Copy all lines of the listing that include the string "Gewährung".

---*---

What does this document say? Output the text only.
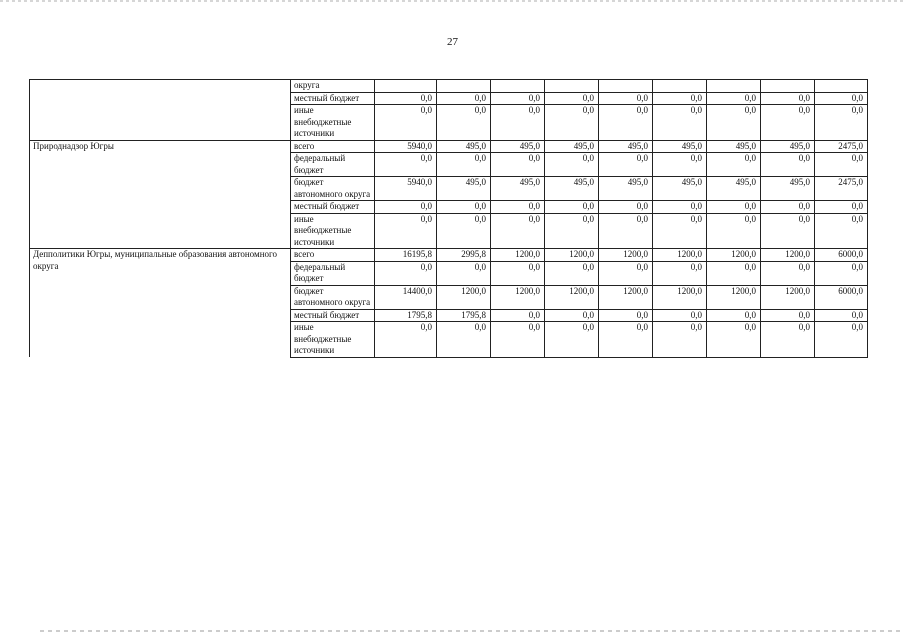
27
	округа									
	местный бюджет	0,0	0,0	0,0	0,0	0,0	0,0	0,0	0,0	0,0
	иные внебюджетные источники	0,0	0,0	0,0	0,0	0,0	0,0	0,0	0,0	0,0
Природнадзор Югры	всего	5940,0	495,0	495,0	495,0	495,0	495,0	495,0	495,0	2475,0
	федеральный бюджет	0,0	0,0	0,0	0,0	0,0	0,0	0,0	0,0	0,0
	бюджет автономного округа	5940,0	495,0	495,0	495,0	495,0	495,0	495,0	495,0	2475,0
	местный бюджет	0,0	0,0	0,0	0,0	0,0	0,0	0,0	0,0	0,0
	иные внебюджетные источники	0,0	0,0	0,0	0,0	0,0	0,0	0,0	0,0	0,0
Депполитики Югры, муниципальные образования автономного округа	всего	16195,8	2995,8	1200,0	1200,0	1200,0	1200,0	1200,0	1200,0	6000,0
	федеральный бюджет	0,0	0,0	0,0	0,0	0,0	0,0	0,0	0,0	0,0
	бюджет автономного округа	14400,0	1200,0	1200,0	1200,0	1200,0	1200,0	1200,0	1200,0	6000,0
	местный бюджет	1795,8	1795,8	0,0	0,0	0,0	0,0	0,0	0,0	0,0
	иные внебюджетные источники	0,0	0,0	0,0	0,0	0,0	0,0	0,0	0,0	0,0
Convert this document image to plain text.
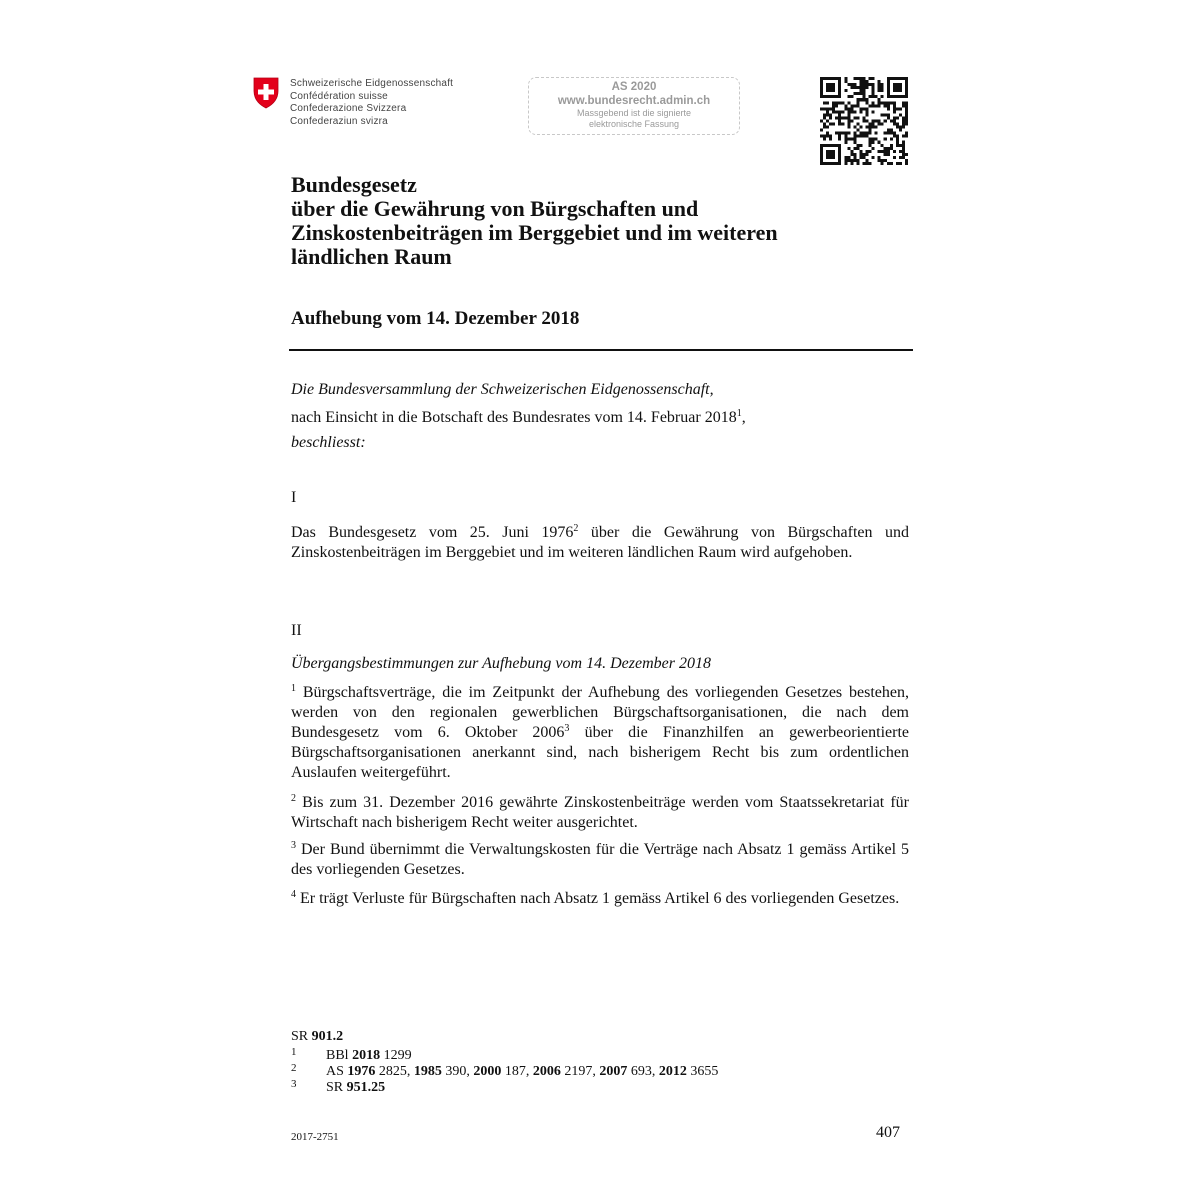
Schweizerische Eidgenossenschaft
Confédération suisse
Confederazione Svizzera
Confederaziun svizra
AS 2020
www.bundesrecht.admin.ch
Massgebend ist die signierte
elektronische Fassung
Bundesgesetz
über die Gewährung von Bürgschaften und
Zinskostenbeiträgen im Berggebiet und im weiteren
ländlichen Raum
Aufhebung vom 14. Dezember 2018
Die Bundesversammlung der Schweizerischen Eidgenossenschaft,
nach Einsicht in die Botschaft des Bundesrates vom 14. Februar 2018$^1$,
beschliesst:
I
Das Bundesgesetz vom 25. Juni 1976$^2$ über die Gewährung von Bürgschaften und Zinskostenbeiträgen im Berggebiet und im weiteren ländlichen Raum wird aufgehoben.
II
Übergangsbestimmungen zur Aufhebung vom 14. Dezember 2018
$^1$ Bürgschaftsverträge, die im Zeitpunkt der Aufhebung des vorliegenden Gesetzes bestehen, werden von den regionalen gewerblichen Bürgschaftsorganisationen, die nach dem Bundesgesetz vom 6. Oktober 2006$^3$ über die Finanzhilfen an gewerbeorientierte Bürgschaftsorganisationen anerkannt sind, nach bisherigem Recht bis zum ordentlichen Auslaufen weitergeführt.
$^2$ Bis zum 31. Dezember 2016 gewährte Zinskostenbeiträge werden vom Staatssekretariat für Wirtschaft nach bisherigem Recht weiter ausgerichtet.
$^3$ Der Bund übernimmt die Verwaltungskosten für die Verträge nach Absatz 1 gemäss Artikel 5 des vorliegenden Gesetzes.
$^4$ Er trägt Verluste für Bürgschaften nach Absatz 1 gemäss Artikel 6 des vorliegenden Gesetzes.
SR 901.2
1 BBl 2018 1299
2 AS 1976 2825, 1985 390, 2000 187, 2006 2197, 2007 693, 2012 3655
3 SR 951.25
2017-2751	407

---*---

> **REPLY**
über die Gewährung von Bürgschaften und
Das Bundesgesetz vom 25. Juni 1976$^2$ über die Gewährung von Bürgschaften und Zinskostenbeiträgen im Berggebiet und im weiteren ländlichen Raum wird aufgehoben.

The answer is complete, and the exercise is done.